>> Begin

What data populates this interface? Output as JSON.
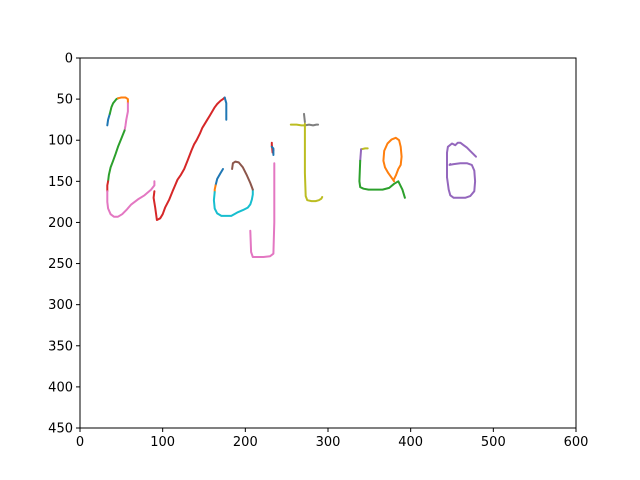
{
  "chart_data": {
    "type": "line",
    "title": "",
    "xlabel": "",
    "ylabel": "",
    "xlim": [
      0,
      600
    ],
    "ylim": [
      450,
      0
    ],
    "y_inverted": true,
    "grid": false,
    "x_ticks": [
      0,
      100,
      200,
      300,
      400,
      500,
      600
    ],
    "y_ticks": [
      0,
      50,
      100,
      150,
      200,
      250,
      300,
      350,
      400,
      450
    ],
    "series": [
      {
        "color": "#1f77b4",
        "x": [
          33,
          34,
          36
        ],
        "y": [
          82,
          75,
          68
        ]
      },
      {
        "color": "#2ca02c",
        "x": [
          36,
          38,
          40,
          44,
          46
        ],
        "y": [
          68,
          60,
          55,
          50,
          49
        ]
      },
      {
        "color": "#ff7f0e",
        "x": [
          46,
          50,
          55,
          58,
          58
        ],
        "y": [
          49,
          48,
          48,
          50,
          55
        ]
      },
      {
        "color": "#e377c2",
        "x": [
          58,
          58,
          56,
          55,
          54
        ],
        "y": [
          55,
          65,
          75,
          82,
          88
        ]
      },
      {
        "color": "#2ca02c",
        "x": [
          54,
          50,
          46,
          43,
          40,
          37,
          35,
          34
        ],
        "y": [
          88,
          98,
          108,
          117,
          125,
          133,
          142,
          150
        ]
      },
      {
        "color": "#d62728",
        "x": [
          34,
          33,
          33
        ],
        "y": [
          150,
          155,
          162
        ]
      },
      {
        "color": "#e377c2",
        "x": [
          33,
          33,
          34,
          37,
          41,
          46,
          51,
          56,
          62,
          70,
          78,
          86,
          90,
          90
        ],
        "y": [
          162,
          175,
          183,
          190,
          193,
          193,
          190,
          185,
          178,
          172,
          167,
          160,
          155,
          150
        ]
      },
      {
        "color": "#d62728",
        "x": [
          90,
          89,
          91,
          93,
          97,
          100,
          103,
          108,
          112,
          115,
          118,
          122,
          126,
          130,
          135,
          138,
          141,
          145,
          148,
          151,
          154,
          157,
          160,
          163,
          166,
          170,
          173,
          175
        ],
        "y": [
          162,
          170,
          182,
          197,
          195,
          190,
          182,
          172,
          162,
          155,
          148,
          142,
          135,
          125,
          112,
          105,
          100,
          92,
          85,
          80,
          75,
          70,
          65,
          60,
          56,
          52,
          50,
          48
        ]
      },
      {
        "color": "#1f77b4",
        "x": [
          175,
          177,
          177
        ],
        "y": [
          48,
          55,
          75
        ]
      },
      {
        "color": "#1f77b4",
        "x": [
          173,
          170,
          166,
          164
        ],
        "y": [
          135,
          140,
          147,
          155
        ]
      },
      {
        "color": "#ff7f0e",
        "x": [
          164,
          163,
          163
        ],
        "y": [
          155,
          160,
          163
        ]
      },
      {
        "color": "#17becf",
        "x": [
          163,
          162,
          163,
          166,
          171,
          176,
          183,
          190,
          197,
          203,
          206,
          208,
          209,
          209
        ],
        "y": [
          163,
          173,
          183,
          189,
          192,
          192,
          192,
          188,
          185,
          182,
          178,
          172,
          166,
          160
        ]
      },
      {
        "color": "#8c564b",
        "x": [
          209,
          206,
          202,
          197,
          192,
          188,
          185,
          184
        ],
        "y": [
          160,
          152,
          143,
          133,
          127,
          126,
          128,
          135
        ]
      },
      {
        "color": "#d62728",
        "x": [
          232,
          232,
          234,
          233,
          232
        ],
        "y": [
          103,
          108,
          112,
          115,
          105
        ]
      },
      {
        "color": "#1f77b4",
        "x": [
          232,
          234,
          234
        ],
        "y": [
          108,
          110,
          118
        ]
      },
      {
        "color": "#e377c2",
        "x": [
          235,
          235,
          234,
          230,
          222,
          215,
          209,
          207,
          206
        ],
        "y": [
          128,
          200,
          238,
          241,
          242,
          242,
          242,
          236,
          210
        ]
      },
      {
        "color": "#bcbd22",
        "x": [
          255,
          262,
          268,
          272
        ],
        "y": [
          81,
          81,
          82,
          82
        ]
      },
      {
        "color": "#7f7f7f",
        "x": [
          272,
          277,
          282,
          286,
          288
        ],
        "y": [
          82,
          81,
          82,
          81,
          81
        ]
      },
      {
        "color": "#7f7f7f",
        "x": [
          271,
          272
        ],
        "y": [
          68,
          78
        ]
      },
      {
        "color": "#bcbd22",
        "x": [
          272,
          272,
          273,
          275,
          280,
          285,
          289,
          292,
          293
        ],
        "y": [
          80,
          140,
          168,
          173,
          174,
          174,
          173,
          171,
          169
        ]
      },
      {
        "color": "#bcbd22",
        "x": [
          340,
          345,
          348
        ],
        "y": [
          111,
          110,
          110
        ]
      },
      {
        "color": "#9467bd",
        "x": [
          340,
          339
        ],
        "y": [
          111,
          125
        ]
      },
      {
        "color": "#2ca02c",
        "x": [
          339,
          338,
          339,
          343,
          349,
          357,
          366,
          374,
          380,
          385,
          390,
          393
        ],
        "y": [
          125,
          150,
          157,
          159,
          160,
          160,
          160,
          158,
          153,
          150,
          160,
          170
        ]
      },
      {
        "color": "#ff7f0e",
        "x": [
          380,
          378,
          373,
          369,
          367,
          368,
          372,
          377,
          382,
          386,
          388,
          389,
          388,
          385,
          382,
          380
        ],
        "y": [
          150,
          147,
          140,
          133,
          125,
          113,
          104,
          99,
          97,
          100,
          108,
          120,
          130,
          135,
          143,
          147
        ]
      },
      {
        "color": "#9467bd",
        "x": [
          444,
          444,
          445,
          450,
          454,
          457,
          460,
          464,
          468,
          472,
          476,
          479
        ],
        "y": [
          145,
          115,
          108,
          104,
          106,
          103,
          103,
          106,
          109,
          113,
          117,
          120
        ]
      },
      {
        "color": "#9467bd",
        "x": [
          448,
          447,
          452,
          460,
          468,
          474,
          477,
          478,
          477,
          472,
          466,
          458,
          452,
          448,
          446,
          444
        ],
        "y": [
          129,
          130,
          129,
          128,
          128,
          130,
          137,
          150,
          162,
          168,
          170,
          170,
          170,
          167,
          160,
          145
        ]
      }
    ]
  }
}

>> End

Given task -
Please write out all the data again word for word, but not the pictures.

Complete answer -
What data populates this interface? Output as JSON.
{
  "chart_data": {
    "type": "line",
    "title": "",
    "xlabel": "",
    "ylabel": "",
    "xlim": [
      0,
      600
    ],
    "ylim": [
      450,
      0
    ],
    "y_inverted": true,
    "grid": false,
    "x_ticks": [
      0,
      100,
      200,
      300,
      400,
      500,
      600
    ],
    "y_ticks": [
      0,
      50,
      100,
      150,
      200,
      250,
      300,
      350,
      400,
      450
    ],
    "series": [
      {
        "color": "#1f77b4",
        "x": [
          33,
          34,
          36
        ],
        "y": [
          82,
          75,
          68
        ]
      },
      {
        "color": "#2ca02c",
        "x": [
          36,
          38,
          40,
          44,
          46
        ],
        "y": [
          68,
          60,
          55,
          50,
          49
        ]
      },
      {
        "color": "#ff7f0e",
        "x": [
          46,
          50,
          55,
          58,
          58
        ],
        "y": [
          49,
          48,
          48,
          50,
          55
        ]
      },
      {
        "color": "#e377c2",
        "x": [
          58,
          58,
          56,
          55,
          54
        ],
        "y": [
          55,
          65,
          75,
          82,
          88
        ]
      },
      {
        "color": "#2ca02c",
        "x": [
          54,
          50,
          46,
          43,
          40,
          37,
          35,
          34
        ],
        "y": [
          88,
          98,
          108,
          117,
          125,
          133,
          142,
          150
        ]
      },
      {
        "color": "#d62728",
        "x": [
          34,
          33,
          33
        ],
        "y": [
          150,
          155,
          162
        ]
      },
      {
        "color": "#e377c2",
        "x": [
          33,
          33,
          34,
          37,
          41,
          46,
          51,
          56,
          62,
          70,
          78,
          86,
          90,
          90
        ],
        "y": [
          162,
          175,
          183,
          190,
          193,
          193,
          190,
          185,
          178,
          172,
          167,
          160,
          155,
          150
        ]
      },
      {
        "color": "#d62728",
        "x": [
          90,
          89,
          91,
          93,
          97,
          100,
          103,
          108,
          112,
          115,
          118,
          122,
          126,
          130,
          135,
          138,
          141,
          145,
          148,
          151,
          154,
          157,
          160,
          163,
          166,
          170,
          173,
          175
        ],
        "y": [
          162,
          170,
          182,
          197,
          195,
          190,
          182,
          172,
          162,
          155,
          148,
          142,
          135,
          125,
          112,
          105,
          100,
          92,
          85,
          80,
          75,
          70,
          65,
          60,
          56,
          52,
          50,
          48
        ]
      },
      {
        "color": "#1f77b4",
        "x": [
          175,
          177,
          177
        ],
        "y": [
          48,
          55,
          75
        ]
      },
      {
        "color": "#1f77b4",
        "x": [
          173,
          170,
          166,
          164
        ],
        "y": [
          135,
          140,
          147,
          155
        ]
      },
      {
        "color": "#ff7f0e",
        "x": [
          164,
          163,
          163
        ],
        "y": [
          155,
          160,
          163
        ]
      },
      {
        "color": "#17becf",
        "x": [
          163,
          162,
          163,
          166,
          171,
          176,
          183,
          190,
          197,
          203,
          206,
          208,
          209,
          209
        ],
        "y": [
          163,
          173,
          183,
          189,
          192,
          192,
          192,
          188,
          185,
          182,
          178,
          172,
          166,
          160
        ]
      },
      {
        "color": "#8c564b",
        "x": [
          209,
          206,
          202,
          197,
          192,
          188,
          185,
          184
        ],
        "y": [
          160,
          152,
          143,
          133,
          127,
          126,
          128,
          135
        ]
      },
      {
        "color": "#d62728",
        "x": [
          232,
          232,
          234,
          233,
          232
        ],
        "y": [
          103,
          108,
          112,
          115,
          105
        ]
      },
      {
        "color": "#1f77b4",
        "x": [
          232,
          234,
          234
        ],
        "y": [
          108,
          110,
          118
        ]
      },
      {
        "color": "#e377c2",
        "x": [
          235,
          235,
          234,
          230,
          222,
          215,
          209,
          207,
          206
        ],
        "y": [
          128,
          200,
          238,
          241,
          242,
          242,
          242,
          236,
          210
        ]
      },
      {
        "color": "#bcbd22",
        "x": [
          255,
          262,
          268,
          272
        ],
        "y": [
          81,
          81,
          82,
          82
        ]
      },
      {
        "color": "#7f7f7f",
        "x": [
          272,
          277,
          282,
          286,
          288
        ],
        "y": [
          82,
          81,
          82,
          81,
          81
        ]
      },
      {
        "color": "#7f7f7f",
        "x": [
          271,
          272
        ],
        "y": [
          68,
          78
        ]
      },
      {
        "color": "#bcbd22",
        "x": [
          272,
          272,
          273,
          275,
          280,
          285,
          289,
          292,
          293
        ],
        "y": [
          80,
          140,
          168,
          173,
          174,
          174,
          173,
          171,
          169
        ]
      },
      {
        "color": "#bcbd22",
        "x": [
          340,
          345,
          348
        ],
        "y": [
          111,
          110,
          110
        ]
      },
      {
        "color": "#9467bd",
        "x": [
          340,
          339
        ],
        "y": [
          111,
          125
        ]
      },
      {
        "color": "#2ca02c",
        "x": [
          339,
          338,
          339,
          343,
          349,
          357,
          366,
          374,
          380,
          385,
          390,
          393
        ],
        "y": [
          125,
          150,
          157,
          159,
          160,
          160,
          160,
          158,
          153,
          150,
          160,
          170
        ]
      },
      {
        "color": "#ff7f0e",
        "x": [
          380,
          378,
          373,
          369,
          367,
          368,
          372,
          377,
          382,
          386,
          388,
          389,
          388,
          385,
          382,
          380
        ],
        "y": [
          150,
          147,
          140,
          133,
          125,
          113,
          104,
          99,
          97,
          100,
          108,
          120,
          130,
          135,
          143,
          147
        ]
      },
      {
        "color": "#9467bd",
        "x": [
          444,
          444,
          445,
          450,
          454,
          457,
          460,
          464,
          468,
          472,
          476,
          479
        ],
        "y": [
          145,
          115,
          108,
          104,
          106,
          103,
          103,
          106,
          109,
          113,
          117,
          120
        ]
      },
      {
        "color": "#9467bd",
        "x": [
          448,
          447,
          452,
          460,
          468,
          474,
          477,
          478,
          477,
          472,
          466,
          458,
          452,
          448,
          446,
          444
        ],
        "y": [
          129,
          130,
          129,
          128,
          128,
          130,
          137,
          150,
          162,
          168,
          170,
          170,
          170,
          167,
          160,
          145
        ]
      }
    ]
  }
}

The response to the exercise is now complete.